# [Problem description]
Across the entries below, count the lines in which the word "самолете" occurs. Reply with the count alone.

☆ ☆ ☆

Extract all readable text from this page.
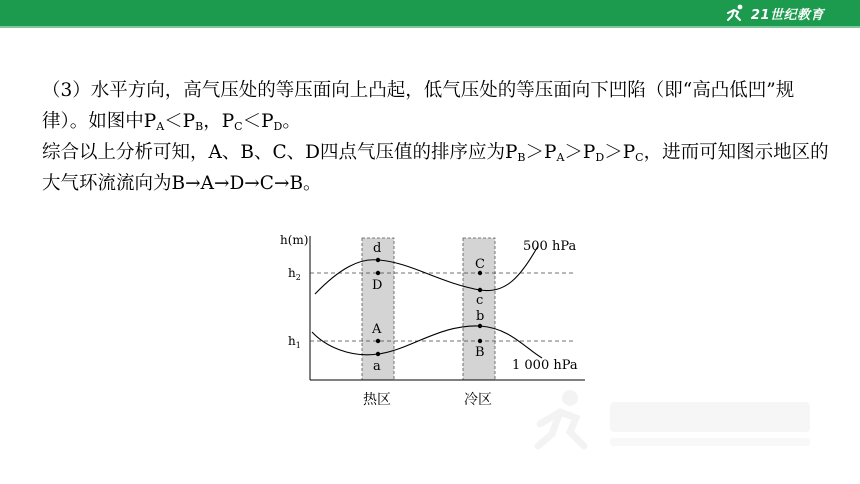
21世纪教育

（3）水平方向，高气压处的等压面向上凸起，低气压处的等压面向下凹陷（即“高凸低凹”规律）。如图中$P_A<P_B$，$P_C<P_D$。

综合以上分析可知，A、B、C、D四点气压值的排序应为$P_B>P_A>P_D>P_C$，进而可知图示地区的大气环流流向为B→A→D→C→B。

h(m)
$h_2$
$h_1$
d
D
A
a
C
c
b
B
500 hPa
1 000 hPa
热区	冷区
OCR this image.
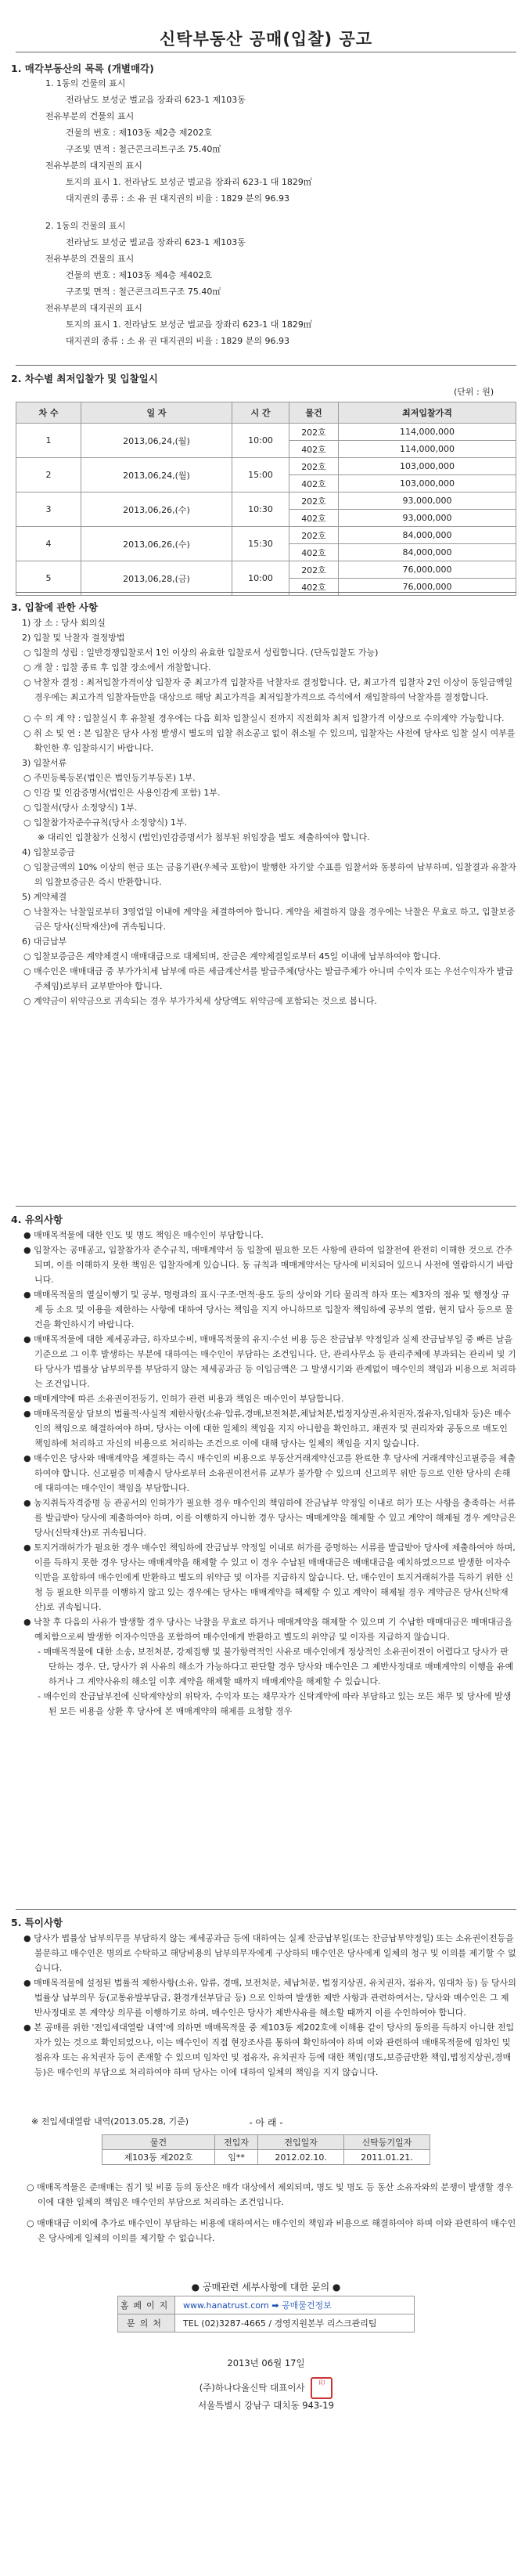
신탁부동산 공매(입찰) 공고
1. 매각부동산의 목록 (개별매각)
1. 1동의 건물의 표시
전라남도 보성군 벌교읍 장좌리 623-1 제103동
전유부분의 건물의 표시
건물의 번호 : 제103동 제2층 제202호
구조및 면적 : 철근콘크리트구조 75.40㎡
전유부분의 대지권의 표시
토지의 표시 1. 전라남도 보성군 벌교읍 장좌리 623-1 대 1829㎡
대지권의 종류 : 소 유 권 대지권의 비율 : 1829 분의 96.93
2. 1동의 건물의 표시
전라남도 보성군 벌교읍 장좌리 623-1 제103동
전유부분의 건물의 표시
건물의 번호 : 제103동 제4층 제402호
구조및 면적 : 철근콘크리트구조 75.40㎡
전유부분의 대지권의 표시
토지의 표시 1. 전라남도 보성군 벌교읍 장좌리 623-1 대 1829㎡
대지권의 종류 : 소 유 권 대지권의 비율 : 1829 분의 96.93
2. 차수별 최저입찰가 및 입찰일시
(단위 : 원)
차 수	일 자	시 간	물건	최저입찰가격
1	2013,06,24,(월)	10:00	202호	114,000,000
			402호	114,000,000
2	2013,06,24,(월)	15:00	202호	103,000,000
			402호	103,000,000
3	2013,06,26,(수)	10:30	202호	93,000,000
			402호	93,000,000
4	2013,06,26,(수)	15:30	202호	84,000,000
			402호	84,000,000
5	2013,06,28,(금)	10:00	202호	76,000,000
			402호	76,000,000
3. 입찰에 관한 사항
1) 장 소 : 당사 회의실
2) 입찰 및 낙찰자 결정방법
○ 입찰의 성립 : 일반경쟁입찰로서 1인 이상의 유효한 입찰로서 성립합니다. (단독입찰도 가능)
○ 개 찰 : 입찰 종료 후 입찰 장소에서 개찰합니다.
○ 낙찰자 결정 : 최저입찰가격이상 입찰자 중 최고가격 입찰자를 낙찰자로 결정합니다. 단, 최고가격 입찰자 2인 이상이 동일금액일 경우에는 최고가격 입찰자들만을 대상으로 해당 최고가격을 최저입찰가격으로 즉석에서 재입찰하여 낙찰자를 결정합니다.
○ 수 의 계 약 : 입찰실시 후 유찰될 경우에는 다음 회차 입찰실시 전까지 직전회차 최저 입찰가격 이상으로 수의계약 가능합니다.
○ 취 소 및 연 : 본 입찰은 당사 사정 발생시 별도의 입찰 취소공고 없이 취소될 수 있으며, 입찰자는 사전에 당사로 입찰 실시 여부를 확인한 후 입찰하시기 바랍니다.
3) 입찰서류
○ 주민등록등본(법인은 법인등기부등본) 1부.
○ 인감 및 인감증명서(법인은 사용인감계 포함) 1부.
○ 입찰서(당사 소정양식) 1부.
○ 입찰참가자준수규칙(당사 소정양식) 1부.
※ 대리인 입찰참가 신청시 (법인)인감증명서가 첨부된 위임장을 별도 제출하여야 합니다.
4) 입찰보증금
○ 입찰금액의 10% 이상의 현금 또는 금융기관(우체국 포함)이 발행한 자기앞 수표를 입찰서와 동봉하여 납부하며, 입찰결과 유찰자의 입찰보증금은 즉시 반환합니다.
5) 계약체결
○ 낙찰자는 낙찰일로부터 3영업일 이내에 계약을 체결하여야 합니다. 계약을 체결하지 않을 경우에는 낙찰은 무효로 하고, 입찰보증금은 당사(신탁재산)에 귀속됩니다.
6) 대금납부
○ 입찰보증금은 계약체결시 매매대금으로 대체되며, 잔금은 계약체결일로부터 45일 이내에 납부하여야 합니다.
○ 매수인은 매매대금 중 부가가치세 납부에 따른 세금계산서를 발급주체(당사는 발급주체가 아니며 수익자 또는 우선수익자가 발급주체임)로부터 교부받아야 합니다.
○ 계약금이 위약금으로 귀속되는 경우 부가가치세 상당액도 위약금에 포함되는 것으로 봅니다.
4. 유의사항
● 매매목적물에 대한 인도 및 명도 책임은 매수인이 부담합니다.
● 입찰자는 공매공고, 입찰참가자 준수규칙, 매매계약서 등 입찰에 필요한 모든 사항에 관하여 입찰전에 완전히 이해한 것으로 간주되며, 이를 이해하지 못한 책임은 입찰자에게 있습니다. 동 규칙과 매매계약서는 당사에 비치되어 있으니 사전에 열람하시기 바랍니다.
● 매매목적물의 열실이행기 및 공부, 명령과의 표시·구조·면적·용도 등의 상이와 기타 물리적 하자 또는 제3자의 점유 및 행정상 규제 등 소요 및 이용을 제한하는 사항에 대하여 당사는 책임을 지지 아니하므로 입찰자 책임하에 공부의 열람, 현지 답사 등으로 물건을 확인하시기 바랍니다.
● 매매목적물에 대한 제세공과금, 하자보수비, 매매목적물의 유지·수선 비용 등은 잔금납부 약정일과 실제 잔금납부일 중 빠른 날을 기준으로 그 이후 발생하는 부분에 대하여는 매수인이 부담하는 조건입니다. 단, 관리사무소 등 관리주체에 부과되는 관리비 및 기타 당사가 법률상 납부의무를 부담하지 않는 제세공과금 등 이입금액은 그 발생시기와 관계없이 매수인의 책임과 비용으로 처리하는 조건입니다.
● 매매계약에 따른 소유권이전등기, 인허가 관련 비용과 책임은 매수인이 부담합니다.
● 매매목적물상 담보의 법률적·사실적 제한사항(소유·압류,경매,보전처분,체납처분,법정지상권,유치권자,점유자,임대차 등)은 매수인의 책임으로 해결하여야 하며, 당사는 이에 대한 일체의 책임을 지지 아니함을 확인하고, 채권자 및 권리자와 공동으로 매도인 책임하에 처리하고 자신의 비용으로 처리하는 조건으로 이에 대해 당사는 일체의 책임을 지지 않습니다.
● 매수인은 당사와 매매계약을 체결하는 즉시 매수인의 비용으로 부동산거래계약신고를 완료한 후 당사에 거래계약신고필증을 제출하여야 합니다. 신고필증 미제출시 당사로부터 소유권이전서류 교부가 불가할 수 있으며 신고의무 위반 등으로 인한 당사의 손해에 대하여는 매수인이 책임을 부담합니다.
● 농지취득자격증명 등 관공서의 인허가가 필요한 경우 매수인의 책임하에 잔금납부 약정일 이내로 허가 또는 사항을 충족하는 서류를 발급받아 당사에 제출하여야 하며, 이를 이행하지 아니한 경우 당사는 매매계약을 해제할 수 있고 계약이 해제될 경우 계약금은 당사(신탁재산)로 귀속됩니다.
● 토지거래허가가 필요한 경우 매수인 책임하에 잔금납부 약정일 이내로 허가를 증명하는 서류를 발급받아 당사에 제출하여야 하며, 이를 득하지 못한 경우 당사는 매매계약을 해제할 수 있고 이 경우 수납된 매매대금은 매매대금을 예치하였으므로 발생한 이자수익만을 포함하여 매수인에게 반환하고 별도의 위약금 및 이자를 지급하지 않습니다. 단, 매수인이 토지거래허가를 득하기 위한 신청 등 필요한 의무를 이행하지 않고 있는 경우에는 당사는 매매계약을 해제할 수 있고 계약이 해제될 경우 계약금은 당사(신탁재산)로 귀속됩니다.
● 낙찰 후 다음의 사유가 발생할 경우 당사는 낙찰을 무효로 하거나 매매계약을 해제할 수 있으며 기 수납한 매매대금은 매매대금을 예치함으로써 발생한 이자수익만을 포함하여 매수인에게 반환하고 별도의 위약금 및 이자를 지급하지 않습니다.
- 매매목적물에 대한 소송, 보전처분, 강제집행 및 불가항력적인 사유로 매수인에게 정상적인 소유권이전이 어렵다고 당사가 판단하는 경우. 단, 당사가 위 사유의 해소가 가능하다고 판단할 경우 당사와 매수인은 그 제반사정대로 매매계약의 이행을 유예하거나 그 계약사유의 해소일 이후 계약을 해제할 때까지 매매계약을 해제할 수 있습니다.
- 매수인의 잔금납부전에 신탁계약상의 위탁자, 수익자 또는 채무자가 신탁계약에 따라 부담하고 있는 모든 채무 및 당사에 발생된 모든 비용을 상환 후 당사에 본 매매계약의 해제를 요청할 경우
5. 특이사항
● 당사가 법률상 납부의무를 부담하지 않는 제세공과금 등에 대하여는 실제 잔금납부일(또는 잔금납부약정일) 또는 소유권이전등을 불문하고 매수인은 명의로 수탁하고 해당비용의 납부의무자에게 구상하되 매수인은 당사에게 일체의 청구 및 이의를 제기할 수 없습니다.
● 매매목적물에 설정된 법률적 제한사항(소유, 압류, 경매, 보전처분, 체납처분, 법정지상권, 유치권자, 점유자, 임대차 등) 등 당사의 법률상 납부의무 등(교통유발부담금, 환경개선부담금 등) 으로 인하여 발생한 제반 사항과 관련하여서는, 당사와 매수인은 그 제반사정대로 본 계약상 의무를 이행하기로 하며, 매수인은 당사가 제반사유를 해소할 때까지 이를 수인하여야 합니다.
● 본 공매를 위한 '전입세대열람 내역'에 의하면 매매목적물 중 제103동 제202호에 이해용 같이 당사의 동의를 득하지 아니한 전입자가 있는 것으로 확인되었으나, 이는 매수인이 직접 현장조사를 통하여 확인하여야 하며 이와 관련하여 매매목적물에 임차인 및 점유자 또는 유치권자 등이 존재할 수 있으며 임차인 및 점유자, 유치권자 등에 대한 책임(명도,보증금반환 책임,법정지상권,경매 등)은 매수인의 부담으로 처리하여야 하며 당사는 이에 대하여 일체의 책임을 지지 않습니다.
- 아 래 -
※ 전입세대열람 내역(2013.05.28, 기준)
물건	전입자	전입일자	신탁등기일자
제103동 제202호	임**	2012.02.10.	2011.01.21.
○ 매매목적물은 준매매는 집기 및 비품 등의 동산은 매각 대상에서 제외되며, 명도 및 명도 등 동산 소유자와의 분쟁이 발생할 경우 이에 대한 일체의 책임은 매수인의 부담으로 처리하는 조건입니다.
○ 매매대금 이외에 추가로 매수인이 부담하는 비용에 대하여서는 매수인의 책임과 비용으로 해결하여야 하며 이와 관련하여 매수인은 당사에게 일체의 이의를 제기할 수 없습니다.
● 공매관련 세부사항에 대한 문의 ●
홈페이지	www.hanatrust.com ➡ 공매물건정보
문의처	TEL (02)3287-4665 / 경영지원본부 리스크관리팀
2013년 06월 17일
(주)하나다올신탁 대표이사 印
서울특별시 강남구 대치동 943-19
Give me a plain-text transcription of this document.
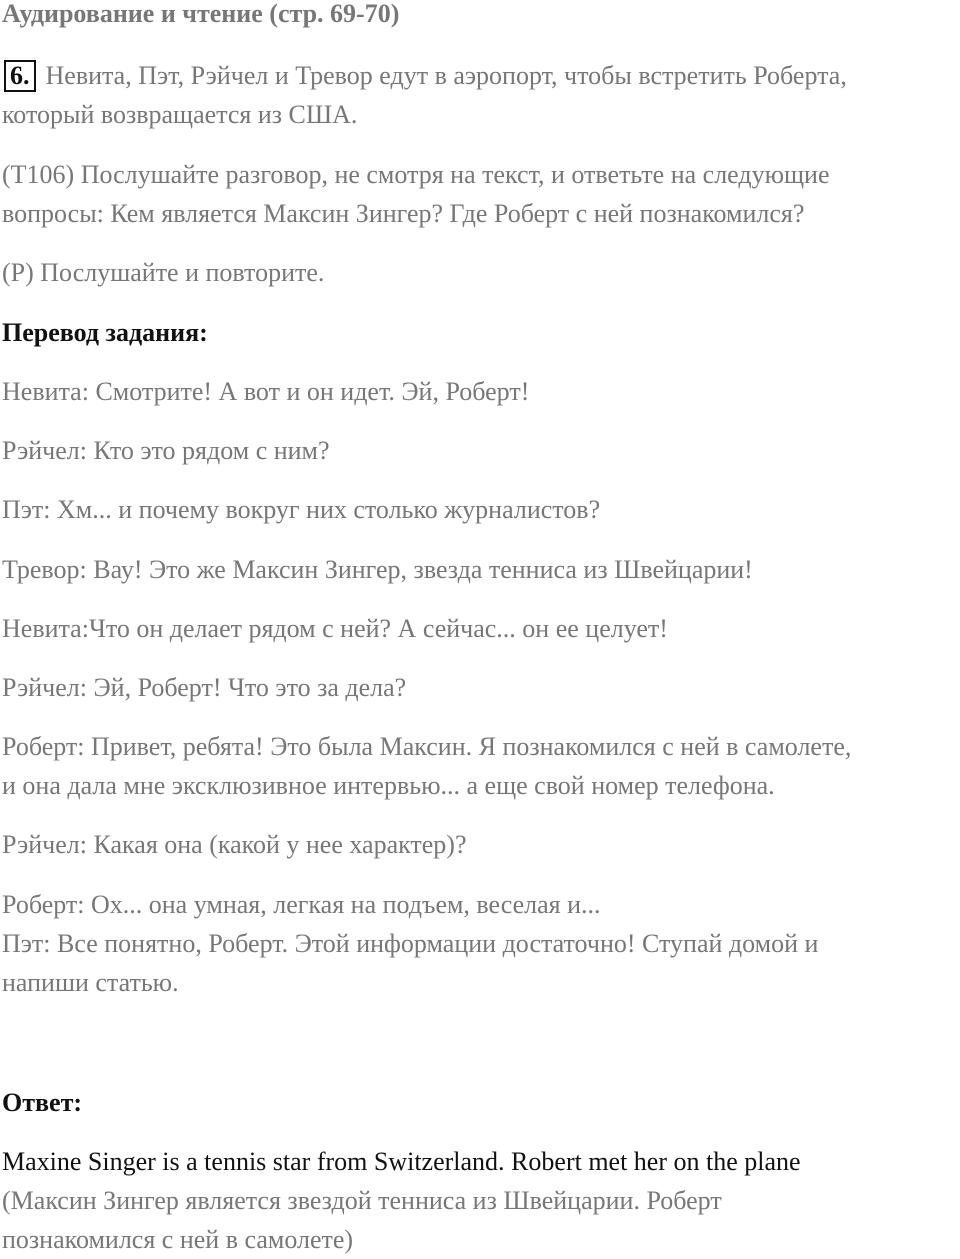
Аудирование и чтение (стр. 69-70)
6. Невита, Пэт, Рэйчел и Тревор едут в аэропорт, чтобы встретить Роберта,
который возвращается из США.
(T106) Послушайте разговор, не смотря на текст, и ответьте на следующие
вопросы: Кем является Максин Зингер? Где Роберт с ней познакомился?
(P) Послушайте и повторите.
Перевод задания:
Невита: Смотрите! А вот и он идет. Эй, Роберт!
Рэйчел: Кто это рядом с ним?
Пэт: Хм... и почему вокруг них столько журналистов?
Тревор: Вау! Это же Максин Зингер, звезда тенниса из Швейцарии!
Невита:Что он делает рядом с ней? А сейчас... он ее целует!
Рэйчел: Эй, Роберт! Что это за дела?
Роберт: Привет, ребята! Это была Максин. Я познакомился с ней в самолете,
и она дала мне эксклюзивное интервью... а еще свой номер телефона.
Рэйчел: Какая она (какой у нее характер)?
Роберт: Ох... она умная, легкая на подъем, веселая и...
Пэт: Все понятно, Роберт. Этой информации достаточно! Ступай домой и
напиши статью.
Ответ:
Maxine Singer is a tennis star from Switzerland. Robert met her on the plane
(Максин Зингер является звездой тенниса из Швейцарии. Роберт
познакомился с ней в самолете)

☆ ☆ ☆

# [Task solution]
2